> **Aim of the task**:
Select all lines holding the word "Susceptible" from the entries that follow.

> **Supplied data**:
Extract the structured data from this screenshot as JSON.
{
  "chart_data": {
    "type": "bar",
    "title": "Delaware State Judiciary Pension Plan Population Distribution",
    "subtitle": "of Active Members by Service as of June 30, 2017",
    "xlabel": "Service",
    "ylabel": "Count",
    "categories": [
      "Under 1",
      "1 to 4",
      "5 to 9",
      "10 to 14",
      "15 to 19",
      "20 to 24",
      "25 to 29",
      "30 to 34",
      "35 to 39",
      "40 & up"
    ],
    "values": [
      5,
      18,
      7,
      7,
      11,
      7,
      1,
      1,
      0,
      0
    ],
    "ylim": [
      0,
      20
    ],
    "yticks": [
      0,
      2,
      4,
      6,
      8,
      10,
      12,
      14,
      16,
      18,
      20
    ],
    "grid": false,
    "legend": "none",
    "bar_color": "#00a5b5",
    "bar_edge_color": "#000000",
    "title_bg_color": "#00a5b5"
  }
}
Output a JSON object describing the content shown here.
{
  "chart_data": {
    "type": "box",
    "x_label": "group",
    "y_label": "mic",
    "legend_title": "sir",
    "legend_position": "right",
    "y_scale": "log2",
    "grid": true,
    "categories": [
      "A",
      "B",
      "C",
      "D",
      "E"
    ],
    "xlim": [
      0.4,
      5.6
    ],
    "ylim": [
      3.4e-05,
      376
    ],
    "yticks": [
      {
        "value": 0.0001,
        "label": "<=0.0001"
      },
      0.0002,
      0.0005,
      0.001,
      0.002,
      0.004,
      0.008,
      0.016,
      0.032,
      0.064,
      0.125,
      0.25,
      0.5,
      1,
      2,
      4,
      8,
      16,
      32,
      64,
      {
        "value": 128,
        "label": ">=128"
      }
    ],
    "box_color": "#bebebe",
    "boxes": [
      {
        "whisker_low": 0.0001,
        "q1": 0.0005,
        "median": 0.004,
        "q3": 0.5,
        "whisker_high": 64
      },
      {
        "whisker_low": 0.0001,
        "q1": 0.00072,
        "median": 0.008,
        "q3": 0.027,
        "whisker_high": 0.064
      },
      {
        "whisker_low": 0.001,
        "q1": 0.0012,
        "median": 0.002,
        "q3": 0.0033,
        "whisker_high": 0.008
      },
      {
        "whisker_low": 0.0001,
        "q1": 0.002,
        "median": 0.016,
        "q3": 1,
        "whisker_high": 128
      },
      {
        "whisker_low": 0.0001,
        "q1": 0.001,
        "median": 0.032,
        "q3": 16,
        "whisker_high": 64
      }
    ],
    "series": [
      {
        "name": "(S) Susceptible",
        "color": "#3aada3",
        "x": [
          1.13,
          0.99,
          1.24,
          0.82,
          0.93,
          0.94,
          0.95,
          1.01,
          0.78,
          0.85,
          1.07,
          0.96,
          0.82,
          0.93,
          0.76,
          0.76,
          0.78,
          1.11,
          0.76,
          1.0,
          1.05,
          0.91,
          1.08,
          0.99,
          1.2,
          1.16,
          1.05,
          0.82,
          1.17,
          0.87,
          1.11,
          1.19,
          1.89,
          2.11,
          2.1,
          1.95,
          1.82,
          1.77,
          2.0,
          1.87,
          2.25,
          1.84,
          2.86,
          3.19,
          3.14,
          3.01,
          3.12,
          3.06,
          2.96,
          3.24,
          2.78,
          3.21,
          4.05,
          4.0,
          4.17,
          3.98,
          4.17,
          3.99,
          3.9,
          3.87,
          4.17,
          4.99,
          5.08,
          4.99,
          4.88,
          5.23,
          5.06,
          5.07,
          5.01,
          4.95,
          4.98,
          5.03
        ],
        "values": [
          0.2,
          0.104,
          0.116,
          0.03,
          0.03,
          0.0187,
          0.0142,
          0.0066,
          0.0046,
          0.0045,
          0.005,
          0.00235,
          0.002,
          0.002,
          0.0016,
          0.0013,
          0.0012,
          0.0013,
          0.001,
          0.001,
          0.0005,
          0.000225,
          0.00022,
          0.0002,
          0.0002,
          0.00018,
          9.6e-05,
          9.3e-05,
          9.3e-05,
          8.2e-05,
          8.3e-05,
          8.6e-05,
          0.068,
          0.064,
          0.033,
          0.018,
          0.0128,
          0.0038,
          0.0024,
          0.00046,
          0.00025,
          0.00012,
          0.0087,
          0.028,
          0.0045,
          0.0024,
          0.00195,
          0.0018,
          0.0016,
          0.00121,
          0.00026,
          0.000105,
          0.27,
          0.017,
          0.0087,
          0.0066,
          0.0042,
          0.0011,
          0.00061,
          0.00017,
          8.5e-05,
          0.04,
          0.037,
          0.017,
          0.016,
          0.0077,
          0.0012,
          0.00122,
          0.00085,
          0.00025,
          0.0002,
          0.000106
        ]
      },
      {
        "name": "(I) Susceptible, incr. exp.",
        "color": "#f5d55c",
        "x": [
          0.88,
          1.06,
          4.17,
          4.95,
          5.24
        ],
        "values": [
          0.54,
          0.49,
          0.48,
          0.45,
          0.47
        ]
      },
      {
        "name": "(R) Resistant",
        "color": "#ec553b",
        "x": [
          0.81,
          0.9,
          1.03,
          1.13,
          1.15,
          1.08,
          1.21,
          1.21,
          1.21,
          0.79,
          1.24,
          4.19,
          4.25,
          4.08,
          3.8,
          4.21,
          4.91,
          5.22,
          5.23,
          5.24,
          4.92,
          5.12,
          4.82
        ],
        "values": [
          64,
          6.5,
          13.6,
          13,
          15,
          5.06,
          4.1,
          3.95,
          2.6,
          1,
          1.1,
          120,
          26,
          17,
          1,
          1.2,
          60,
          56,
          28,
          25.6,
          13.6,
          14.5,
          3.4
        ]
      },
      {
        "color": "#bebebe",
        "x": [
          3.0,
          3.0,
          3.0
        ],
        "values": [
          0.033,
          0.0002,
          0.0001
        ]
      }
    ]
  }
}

> **Written answer**:
        "name": "(S) Susceptible",
        "name": "(I) Susceptible, incr. exp.",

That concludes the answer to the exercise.